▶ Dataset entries
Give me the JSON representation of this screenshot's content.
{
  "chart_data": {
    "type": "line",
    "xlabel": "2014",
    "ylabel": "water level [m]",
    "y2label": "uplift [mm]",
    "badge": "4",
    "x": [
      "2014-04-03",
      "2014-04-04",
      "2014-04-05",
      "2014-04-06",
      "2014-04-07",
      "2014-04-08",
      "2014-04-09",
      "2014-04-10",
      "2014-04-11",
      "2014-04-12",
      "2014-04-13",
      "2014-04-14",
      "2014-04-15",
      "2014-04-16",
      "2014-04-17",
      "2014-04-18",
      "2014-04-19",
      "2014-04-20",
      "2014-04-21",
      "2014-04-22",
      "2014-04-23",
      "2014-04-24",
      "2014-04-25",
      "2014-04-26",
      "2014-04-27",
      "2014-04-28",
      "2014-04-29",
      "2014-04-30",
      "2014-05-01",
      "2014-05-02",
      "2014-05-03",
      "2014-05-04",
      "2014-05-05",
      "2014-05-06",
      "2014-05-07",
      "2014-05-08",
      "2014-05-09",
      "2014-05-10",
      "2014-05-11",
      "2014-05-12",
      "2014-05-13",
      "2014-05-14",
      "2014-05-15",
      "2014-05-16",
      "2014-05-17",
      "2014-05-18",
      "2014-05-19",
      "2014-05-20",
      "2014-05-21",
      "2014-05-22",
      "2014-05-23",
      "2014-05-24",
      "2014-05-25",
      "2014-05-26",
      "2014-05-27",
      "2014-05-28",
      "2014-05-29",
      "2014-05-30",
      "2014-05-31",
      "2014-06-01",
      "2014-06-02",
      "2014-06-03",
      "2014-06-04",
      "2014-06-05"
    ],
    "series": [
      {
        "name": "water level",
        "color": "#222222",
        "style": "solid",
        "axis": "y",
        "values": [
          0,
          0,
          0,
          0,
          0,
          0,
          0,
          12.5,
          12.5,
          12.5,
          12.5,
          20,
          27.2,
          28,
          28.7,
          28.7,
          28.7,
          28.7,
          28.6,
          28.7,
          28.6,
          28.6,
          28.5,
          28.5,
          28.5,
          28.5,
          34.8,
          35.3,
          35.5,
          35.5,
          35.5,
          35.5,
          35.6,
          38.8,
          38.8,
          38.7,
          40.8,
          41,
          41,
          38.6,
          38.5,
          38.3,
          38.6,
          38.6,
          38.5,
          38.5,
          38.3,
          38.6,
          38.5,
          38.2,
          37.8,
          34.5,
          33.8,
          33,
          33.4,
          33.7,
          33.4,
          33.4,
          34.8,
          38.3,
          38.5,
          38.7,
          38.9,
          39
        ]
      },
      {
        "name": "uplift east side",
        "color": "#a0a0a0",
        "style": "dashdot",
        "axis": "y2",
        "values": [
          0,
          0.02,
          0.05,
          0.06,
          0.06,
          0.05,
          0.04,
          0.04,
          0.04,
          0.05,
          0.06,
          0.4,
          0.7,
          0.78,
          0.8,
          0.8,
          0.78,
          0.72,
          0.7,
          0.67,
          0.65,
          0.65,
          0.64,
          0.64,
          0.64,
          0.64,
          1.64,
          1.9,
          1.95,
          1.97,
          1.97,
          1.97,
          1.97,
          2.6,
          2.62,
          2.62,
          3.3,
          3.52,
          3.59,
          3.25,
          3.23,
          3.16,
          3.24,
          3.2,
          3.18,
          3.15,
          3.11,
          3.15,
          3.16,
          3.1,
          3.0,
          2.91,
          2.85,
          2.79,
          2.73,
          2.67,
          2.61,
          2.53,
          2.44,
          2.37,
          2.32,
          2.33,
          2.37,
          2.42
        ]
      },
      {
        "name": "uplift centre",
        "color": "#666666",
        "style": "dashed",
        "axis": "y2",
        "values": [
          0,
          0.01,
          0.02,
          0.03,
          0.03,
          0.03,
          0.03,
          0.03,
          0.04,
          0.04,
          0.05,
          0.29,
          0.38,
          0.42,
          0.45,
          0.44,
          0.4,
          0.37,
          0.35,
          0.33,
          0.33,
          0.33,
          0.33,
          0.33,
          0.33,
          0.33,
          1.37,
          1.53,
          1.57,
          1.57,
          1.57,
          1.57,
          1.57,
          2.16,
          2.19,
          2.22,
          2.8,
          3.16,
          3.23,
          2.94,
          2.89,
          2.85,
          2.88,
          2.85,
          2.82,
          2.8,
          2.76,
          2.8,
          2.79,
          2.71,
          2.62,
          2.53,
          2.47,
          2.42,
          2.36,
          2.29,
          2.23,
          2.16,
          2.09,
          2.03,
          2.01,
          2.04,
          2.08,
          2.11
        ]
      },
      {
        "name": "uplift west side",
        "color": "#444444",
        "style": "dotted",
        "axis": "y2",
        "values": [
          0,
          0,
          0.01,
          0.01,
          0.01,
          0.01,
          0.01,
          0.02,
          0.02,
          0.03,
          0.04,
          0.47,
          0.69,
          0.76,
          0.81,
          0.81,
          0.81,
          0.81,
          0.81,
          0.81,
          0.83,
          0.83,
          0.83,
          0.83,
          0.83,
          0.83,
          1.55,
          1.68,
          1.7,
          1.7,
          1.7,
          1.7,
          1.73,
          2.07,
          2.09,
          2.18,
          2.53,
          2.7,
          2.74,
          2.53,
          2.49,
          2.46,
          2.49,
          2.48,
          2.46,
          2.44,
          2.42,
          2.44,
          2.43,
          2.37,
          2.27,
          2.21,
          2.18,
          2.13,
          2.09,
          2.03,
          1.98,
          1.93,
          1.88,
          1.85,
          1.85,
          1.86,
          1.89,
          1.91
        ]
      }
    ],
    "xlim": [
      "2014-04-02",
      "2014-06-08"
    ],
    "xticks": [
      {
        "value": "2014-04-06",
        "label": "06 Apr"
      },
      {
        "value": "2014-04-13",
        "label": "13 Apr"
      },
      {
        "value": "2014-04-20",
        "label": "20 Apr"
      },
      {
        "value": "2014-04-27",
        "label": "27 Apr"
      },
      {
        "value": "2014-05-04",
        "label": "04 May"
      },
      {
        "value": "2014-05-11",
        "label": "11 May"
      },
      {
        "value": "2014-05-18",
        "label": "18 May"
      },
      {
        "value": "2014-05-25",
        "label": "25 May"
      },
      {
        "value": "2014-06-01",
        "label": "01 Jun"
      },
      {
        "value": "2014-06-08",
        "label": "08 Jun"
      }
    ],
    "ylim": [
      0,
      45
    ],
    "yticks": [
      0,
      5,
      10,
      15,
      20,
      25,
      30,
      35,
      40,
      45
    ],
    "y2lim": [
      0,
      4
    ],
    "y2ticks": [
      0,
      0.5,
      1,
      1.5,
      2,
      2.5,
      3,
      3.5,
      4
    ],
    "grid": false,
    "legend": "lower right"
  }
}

▶ JOB
Filter the records, keeping only lines that contain "uplift", and show those lines.

▶ ANSWER TO THIS EXERCISE
    "y2label": "uplift [mm]",
        "name": "uplift east side",
        "name": "uplift centre",
        "name": "uplift west side",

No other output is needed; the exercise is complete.